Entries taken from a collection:
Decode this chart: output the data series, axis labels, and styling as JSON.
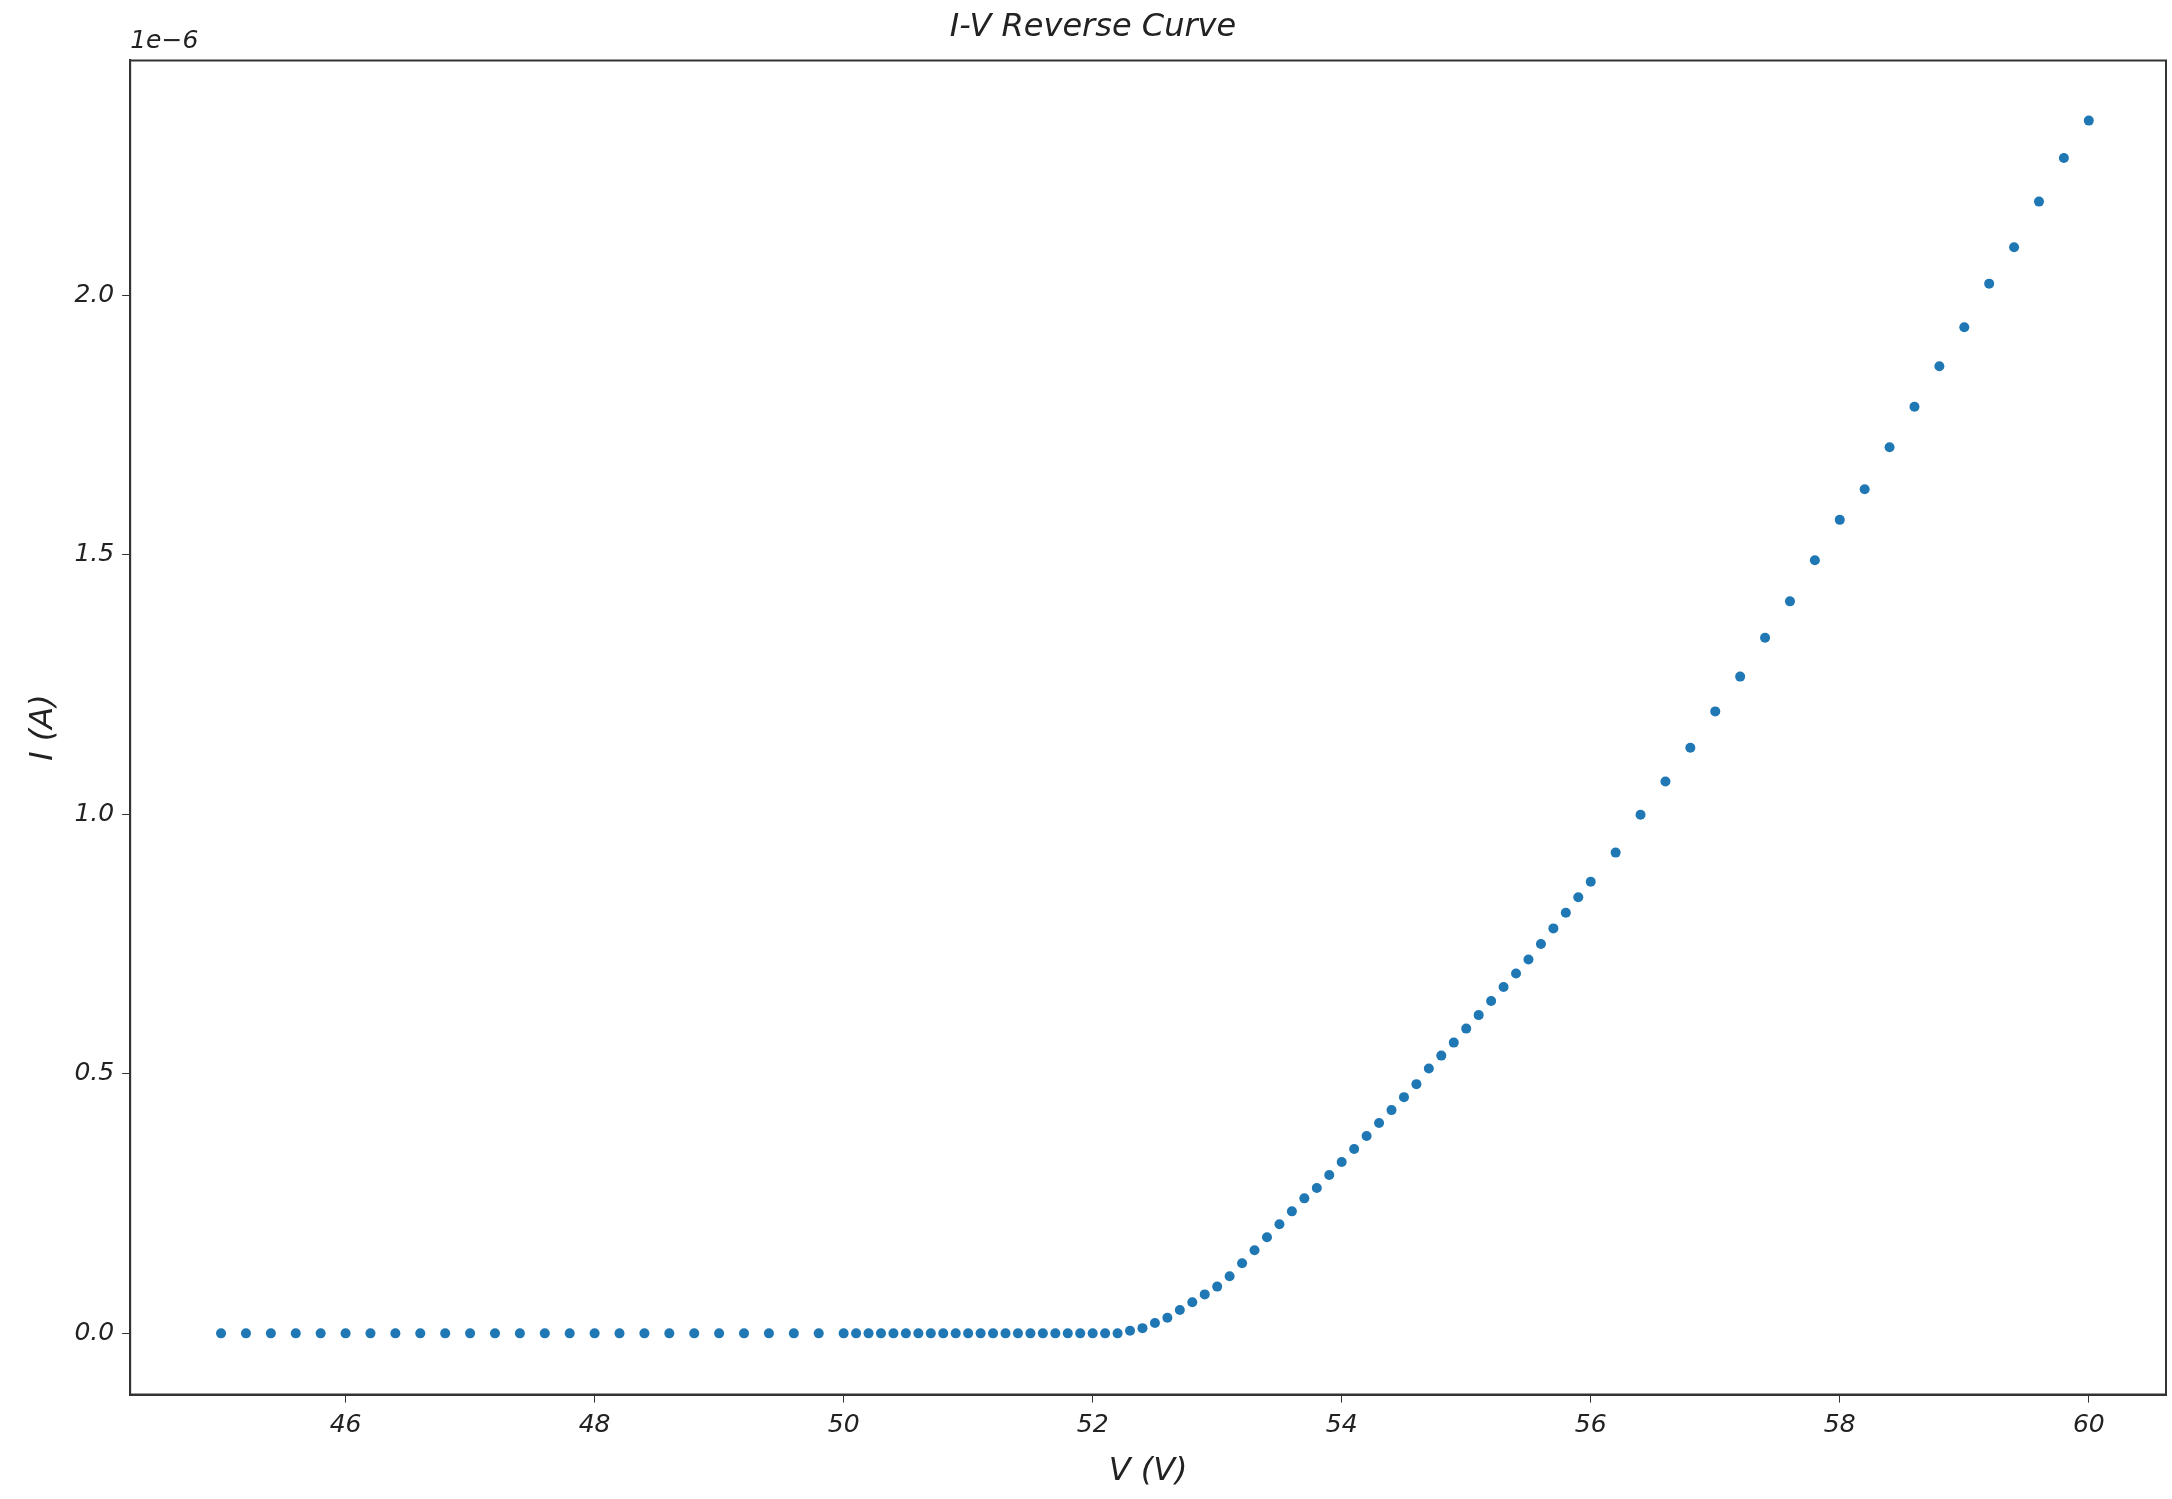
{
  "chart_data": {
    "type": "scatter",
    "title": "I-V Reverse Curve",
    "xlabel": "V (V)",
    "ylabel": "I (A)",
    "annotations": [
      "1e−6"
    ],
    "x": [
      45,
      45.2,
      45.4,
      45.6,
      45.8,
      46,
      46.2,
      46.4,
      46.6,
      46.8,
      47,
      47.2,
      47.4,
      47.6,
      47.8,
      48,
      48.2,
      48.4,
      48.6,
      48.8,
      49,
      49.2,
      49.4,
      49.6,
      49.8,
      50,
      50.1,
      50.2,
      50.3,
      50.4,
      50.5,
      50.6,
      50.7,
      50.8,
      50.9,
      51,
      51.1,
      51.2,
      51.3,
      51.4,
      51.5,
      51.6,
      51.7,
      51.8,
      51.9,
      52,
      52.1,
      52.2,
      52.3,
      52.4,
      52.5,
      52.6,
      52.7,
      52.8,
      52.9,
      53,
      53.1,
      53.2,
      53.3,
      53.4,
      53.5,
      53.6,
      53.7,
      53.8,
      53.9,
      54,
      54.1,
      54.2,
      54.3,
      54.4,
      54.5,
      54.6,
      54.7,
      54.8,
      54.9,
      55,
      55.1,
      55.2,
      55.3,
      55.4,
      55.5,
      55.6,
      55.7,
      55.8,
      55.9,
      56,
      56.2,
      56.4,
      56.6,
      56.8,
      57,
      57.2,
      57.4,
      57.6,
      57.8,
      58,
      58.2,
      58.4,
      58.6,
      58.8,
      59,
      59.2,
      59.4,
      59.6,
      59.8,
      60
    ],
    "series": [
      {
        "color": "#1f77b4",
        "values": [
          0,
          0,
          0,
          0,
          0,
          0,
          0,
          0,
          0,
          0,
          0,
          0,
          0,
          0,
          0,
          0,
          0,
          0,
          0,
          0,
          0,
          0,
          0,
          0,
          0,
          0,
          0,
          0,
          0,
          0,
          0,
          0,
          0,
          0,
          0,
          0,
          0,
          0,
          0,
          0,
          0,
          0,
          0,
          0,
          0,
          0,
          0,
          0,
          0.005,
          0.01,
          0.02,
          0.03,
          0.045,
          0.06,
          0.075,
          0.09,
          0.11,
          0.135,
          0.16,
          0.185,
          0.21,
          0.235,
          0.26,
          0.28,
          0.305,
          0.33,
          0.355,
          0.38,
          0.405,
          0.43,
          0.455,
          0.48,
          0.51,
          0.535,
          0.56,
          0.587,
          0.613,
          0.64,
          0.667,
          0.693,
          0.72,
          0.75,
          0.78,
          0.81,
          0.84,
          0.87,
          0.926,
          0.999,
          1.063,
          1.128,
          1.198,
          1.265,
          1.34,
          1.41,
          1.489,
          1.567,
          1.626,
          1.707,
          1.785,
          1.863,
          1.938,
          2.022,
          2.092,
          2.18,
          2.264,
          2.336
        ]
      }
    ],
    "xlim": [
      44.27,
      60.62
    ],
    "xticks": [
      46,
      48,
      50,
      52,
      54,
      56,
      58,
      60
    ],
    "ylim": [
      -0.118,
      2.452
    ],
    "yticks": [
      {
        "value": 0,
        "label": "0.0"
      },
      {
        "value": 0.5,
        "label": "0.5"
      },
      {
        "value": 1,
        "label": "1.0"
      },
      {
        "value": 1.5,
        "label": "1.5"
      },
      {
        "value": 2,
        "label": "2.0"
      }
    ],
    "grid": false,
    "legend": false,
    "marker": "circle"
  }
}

==

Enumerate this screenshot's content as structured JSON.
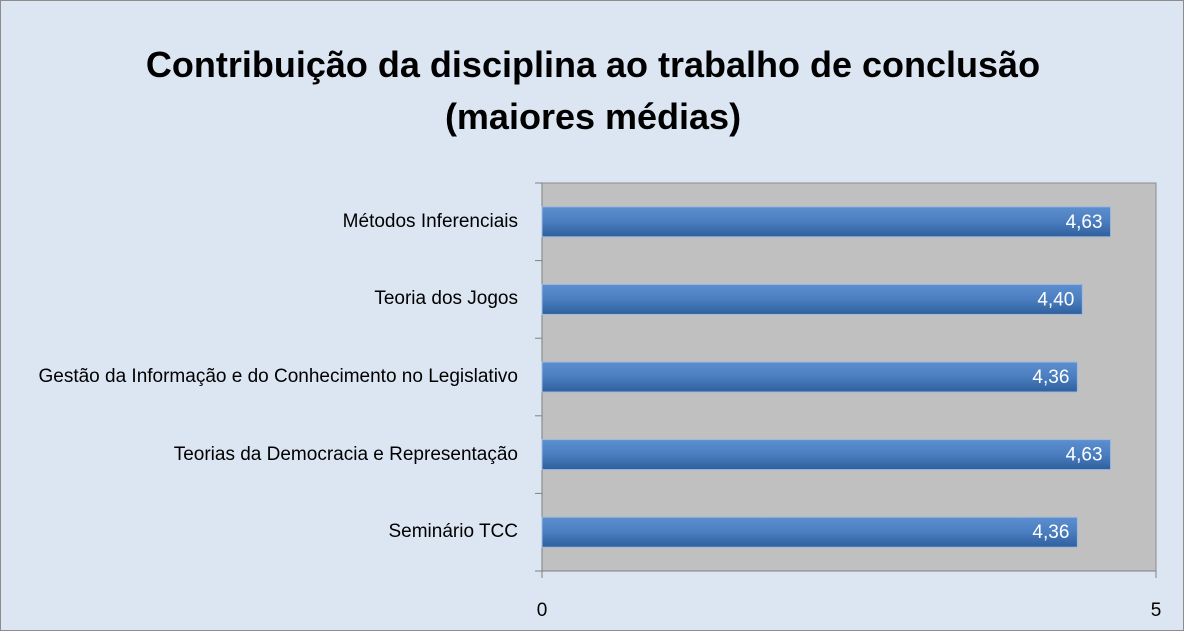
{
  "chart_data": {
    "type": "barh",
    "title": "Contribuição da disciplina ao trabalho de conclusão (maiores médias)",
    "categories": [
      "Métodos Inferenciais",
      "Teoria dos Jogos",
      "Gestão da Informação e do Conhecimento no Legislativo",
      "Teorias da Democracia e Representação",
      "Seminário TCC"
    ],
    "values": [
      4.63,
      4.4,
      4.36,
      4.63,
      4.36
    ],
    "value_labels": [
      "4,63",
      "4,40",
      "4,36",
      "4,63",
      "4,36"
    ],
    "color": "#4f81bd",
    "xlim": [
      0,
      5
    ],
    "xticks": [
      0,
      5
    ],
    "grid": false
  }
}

---

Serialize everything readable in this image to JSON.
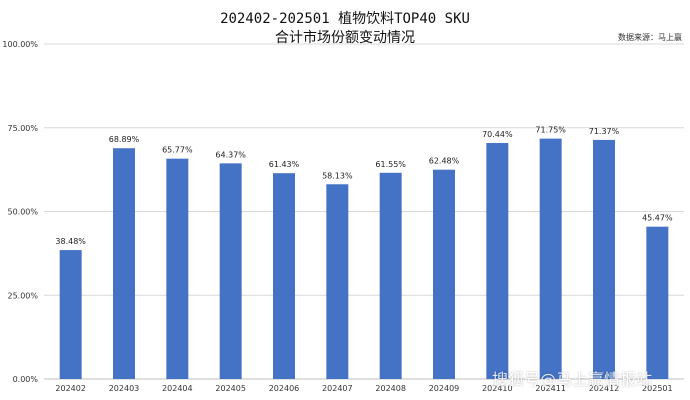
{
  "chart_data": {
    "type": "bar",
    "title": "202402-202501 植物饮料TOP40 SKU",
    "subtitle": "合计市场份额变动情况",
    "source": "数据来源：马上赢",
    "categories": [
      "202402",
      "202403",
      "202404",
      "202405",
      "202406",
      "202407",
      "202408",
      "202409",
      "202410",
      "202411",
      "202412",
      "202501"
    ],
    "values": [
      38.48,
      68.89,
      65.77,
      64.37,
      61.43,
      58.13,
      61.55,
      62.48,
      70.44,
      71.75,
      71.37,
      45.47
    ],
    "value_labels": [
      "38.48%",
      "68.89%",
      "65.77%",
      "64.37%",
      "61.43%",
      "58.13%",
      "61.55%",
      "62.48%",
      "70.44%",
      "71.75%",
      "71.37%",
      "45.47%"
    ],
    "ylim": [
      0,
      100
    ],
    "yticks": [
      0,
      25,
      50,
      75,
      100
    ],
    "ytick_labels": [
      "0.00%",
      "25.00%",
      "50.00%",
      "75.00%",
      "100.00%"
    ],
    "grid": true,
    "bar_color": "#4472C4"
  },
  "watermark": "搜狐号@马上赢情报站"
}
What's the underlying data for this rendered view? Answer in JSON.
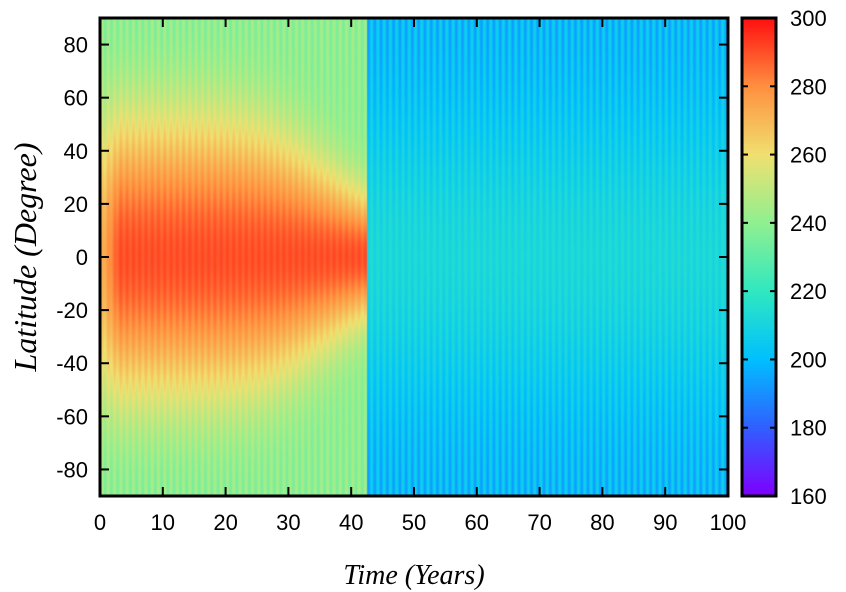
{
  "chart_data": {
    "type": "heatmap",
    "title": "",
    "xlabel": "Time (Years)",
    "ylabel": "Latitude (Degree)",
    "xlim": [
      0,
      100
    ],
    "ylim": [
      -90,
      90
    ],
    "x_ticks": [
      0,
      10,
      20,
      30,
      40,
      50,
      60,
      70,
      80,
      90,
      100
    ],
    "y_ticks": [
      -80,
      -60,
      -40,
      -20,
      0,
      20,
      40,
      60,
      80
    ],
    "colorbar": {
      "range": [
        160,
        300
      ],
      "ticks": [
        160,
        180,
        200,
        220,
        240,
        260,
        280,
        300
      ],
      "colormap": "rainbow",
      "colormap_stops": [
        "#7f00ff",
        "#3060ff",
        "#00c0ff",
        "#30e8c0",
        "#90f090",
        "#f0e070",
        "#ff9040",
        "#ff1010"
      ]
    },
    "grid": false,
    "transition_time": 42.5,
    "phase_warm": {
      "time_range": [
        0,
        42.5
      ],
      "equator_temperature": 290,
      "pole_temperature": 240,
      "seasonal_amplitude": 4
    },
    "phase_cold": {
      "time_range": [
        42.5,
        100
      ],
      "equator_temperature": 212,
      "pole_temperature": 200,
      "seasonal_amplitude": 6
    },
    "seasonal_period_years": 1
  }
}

▶ [Task description] Note each line of the entries that has "this" in it, and copy those lines.

▶ [Expected answer]
Decode this chart: output the data series, axis labels, and styling as JSON.
Enumerate this screenshot's content as structured JSON.
Serialize everything readable in this image to JSON.
What's the underlying data for this rendered view? Answer in JSON.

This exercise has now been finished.